--- BEGIN ---
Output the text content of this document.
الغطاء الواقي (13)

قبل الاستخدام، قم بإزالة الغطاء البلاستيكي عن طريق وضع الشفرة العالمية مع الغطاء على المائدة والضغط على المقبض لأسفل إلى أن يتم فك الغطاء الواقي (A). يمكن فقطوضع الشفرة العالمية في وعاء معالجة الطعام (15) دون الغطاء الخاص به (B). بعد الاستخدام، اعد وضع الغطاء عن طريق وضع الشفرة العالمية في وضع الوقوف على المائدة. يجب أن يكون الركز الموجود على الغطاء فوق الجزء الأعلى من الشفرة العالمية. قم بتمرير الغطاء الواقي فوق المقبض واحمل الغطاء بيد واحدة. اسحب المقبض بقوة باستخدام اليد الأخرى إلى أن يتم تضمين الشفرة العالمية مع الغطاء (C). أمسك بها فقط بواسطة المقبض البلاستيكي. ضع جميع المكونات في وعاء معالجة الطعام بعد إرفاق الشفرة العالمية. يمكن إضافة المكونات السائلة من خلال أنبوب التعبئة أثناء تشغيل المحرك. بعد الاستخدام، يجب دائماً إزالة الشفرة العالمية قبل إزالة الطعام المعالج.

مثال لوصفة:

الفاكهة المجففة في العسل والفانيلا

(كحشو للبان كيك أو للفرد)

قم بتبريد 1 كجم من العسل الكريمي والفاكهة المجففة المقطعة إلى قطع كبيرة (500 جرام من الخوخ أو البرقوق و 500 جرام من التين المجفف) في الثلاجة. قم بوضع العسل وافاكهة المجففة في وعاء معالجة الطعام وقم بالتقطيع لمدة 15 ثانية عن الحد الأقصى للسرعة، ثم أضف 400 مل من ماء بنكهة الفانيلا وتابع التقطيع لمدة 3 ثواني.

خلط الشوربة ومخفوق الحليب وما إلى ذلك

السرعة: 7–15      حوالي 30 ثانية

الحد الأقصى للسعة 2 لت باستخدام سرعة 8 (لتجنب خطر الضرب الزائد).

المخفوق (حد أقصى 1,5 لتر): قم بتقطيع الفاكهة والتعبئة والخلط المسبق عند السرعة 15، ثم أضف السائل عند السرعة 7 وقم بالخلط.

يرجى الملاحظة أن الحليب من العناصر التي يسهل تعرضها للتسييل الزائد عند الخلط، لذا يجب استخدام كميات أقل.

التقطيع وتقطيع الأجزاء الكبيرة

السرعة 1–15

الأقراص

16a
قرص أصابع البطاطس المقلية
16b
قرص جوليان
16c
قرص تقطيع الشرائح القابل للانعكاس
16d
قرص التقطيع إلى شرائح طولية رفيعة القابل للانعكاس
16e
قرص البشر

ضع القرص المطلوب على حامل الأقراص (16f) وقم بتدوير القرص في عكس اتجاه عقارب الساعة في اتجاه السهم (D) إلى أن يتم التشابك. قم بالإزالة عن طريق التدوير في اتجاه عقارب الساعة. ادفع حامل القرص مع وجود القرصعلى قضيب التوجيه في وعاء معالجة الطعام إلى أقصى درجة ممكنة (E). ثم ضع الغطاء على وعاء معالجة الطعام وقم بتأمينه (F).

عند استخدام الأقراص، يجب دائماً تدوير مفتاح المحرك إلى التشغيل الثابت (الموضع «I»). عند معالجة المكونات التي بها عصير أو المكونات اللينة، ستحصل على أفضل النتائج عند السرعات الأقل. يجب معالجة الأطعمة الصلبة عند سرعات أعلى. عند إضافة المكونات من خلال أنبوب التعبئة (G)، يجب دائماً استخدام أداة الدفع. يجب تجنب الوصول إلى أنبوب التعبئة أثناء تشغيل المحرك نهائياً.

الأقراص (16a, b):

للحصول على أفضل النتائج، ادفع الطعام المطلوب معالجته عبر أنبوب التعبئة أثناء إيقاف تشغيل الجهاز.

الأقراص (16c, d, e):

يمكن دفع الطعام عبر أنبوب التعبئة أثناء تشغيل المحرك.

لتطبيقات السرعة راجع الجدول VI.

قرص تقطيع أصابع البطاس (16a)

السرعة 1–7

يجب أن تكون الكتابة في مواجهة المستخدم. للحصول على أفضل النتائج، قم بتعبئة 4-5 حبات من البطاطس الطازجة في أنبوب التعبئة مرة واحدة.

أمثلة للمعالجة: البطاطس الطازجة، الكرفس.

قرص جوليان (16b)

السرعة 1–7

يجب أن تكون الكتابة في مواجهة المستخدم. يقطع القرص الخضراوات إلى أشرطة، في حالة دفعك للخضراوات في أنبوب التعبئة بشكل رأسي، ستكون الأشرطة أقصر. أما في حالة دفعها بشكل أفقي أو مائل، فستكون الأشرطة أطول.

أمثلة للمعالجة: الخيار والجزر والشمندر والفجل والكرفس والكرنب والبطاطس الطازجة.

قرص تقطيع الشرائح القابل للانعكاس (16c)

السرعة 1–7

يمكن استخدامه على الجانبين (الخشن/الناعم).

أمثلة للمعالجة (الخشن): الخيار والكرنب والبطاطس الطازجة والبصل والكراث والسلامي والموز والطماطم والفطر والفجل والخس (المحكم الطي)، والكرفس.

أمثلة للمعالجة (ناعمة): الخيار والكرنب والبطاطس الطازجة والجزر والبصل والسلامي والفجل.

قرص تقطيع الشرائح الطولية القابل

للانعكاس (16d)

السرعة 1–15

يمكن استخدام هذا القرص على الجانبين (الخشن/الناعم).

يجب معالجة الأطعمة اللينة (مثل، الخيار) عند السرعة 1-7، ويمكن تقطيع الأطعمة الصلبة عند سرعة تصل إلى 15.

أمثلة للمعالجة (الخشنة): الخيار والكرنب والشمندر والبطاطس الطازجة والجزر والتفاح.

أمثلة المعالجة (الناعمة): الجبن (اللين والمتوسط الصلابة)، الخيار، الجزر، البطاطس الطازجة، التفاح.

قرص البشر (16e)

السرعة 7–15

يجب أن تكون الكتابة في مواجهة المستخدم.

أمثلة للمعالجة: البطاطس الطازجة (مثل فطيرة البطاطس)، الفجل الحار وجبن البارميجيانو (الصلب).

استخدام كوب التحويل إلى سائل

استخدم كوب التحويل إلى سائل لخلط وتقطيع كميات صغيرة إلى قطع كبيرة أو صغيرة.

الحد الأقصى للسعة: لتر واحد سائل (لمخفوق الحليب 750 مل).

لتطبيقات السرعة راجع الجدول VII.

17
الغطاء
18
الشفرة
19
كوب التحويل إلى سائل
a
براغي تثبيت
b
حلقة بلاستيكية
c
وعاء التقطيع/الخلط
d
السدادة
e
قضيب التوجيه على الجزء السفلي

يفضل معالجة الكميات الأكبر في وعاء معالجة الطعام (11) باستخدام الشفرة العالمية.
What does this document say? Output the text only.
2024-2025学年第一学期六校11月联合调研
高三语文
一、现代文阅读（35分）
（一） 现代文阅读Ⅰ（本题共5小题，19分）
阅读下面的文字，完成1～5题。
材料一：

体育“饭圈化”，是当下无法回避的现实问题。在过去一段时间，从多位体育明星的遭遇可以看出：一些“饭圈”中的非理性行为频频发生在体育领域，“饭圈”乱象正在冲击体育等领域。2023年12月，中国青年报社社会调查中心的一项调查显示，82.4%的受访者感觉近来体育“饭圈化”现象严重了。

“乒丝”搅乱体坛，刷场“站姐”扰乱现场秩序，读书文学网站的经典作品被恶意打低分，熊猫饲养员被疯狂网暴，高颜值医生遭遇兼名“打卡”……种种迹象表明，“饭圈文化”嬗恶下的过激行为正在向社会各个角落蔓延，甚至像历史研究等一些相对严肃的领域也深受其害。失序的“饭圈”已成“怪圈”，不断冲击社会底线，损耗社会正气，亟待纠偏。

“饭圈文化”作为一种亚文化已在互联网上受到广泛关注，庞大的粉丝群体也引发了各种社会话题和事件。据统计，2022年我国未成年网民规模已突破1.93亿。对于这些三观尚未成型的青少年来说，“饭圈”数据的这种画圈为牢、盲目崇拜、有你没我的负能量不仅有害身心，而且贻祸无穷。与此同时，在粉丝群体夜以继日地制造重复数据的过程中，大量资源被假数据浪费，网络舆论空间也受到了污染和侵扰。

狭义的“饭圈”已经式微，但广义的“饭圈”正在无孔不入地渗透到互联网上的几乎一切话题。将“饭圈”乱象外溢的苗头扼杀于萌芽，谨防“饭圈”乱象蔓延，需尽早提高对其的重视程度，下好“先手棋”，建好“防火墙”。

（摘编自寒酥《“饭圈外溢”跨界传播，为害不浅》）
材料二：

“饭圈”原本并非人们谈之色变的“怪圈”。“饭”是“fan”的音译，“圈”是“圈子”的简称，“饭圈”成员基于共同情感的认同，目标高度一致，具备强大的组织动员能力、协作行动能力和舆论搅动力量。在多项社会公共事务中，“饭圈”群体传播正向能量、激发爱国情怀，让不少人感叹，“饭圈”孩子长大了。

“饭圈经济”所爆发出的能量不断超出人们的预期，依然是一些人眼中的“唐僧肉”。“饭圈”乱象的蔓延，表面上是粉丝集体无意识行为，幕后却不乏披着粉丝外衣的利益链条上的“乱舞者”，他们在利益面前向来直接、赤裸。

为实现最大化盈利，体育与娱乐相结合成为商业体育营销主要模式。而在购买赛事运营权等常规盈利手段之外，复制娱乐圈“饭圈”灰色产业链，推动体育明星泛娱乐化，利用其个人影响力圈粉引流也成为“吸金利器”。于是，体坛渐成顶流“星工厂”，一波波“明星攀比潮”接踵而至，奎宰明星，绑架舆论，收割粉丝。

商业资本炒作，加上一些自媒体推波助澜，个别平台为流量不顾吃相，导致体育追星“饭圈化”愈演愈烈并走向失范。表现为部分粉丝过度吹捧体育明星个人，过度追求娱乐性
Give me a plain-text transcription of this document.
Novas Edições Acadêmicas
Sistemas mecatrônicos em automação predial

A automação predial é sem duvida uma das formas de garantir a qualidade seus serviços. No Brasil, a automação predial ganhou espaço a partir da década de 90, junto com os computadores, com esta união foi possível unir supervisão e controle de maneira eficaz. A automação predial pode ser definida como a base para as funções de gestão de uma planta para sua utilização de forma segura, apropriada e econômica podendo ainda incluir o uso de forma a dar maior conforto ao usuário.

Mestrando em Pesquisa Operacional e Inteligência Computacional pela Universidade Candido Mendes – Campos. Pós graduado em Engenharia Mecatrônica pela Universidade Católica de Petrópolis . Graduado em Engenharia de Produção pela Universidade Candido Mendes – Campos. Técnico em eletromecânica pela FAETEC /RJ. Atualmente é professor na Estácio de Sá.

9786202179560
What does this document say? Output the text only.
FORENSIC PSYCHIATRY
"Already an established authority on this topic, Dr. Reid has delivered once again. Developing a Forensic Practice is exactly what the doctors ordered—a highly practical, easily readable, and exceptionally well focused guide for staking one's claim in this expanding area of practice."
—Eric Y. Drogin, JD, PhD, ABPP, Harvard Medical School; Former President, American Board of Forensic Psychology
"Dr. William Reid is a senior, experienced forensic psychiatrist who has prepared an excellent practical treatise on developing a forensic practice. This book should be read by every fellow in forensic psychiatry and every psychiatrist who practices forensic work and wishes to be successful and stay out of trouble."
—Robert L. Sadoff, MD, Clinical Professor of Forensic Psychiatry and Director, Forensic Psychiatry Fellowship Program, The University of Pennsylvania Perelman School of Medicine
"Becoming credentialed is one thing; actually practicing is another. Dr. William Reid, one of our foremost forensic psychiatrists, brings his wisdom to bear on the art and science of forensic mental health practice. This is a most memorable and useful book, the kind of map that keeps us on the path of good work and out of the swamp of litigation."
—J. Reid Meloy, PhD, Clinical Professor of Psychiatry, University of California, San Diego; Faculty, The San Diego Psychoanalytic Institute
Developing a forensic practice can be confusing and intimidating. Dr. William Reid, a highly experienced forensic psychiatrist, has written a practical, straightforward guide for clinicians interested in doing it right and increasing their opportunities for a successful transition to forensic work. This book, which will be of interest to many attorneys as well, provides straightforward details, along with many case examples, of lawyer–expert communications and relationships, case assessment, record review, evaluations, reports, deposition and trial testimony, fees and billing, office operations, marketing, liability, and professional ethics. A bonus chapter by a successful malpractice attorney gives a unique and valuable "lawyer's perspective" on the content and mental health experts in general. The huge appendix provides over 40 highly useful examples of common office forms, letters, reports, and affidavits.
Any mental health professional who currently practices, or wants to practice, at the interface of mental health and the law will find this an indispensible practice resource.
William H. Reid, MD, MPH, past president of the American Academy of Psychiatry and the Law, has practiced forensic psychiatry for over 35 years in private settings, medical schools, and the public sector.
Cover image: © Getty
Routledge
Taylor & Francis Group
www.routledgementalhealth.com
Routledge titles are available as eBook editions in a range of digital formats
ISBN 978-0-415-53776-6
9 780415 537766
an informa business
--- END ---
__Short exercise__. Copy out every line in the listing where the word "والجزر" appears.

__Exercise output__.
أمثلة للمعالجة: الخيار والجزر والشمندر والفجل والكرفس والكرنب والبطاطس الطازجة.
أمثلة للمعالجة (ناعمة): الخيار والكرنب والبطاطس الطازجة والجزر والبصل والسلامي والفجل.
أمثلة للمعالجة (الخشنة): الخيار والكرنب والشمندر والبطاطس الطازجة والجزر والتفاح.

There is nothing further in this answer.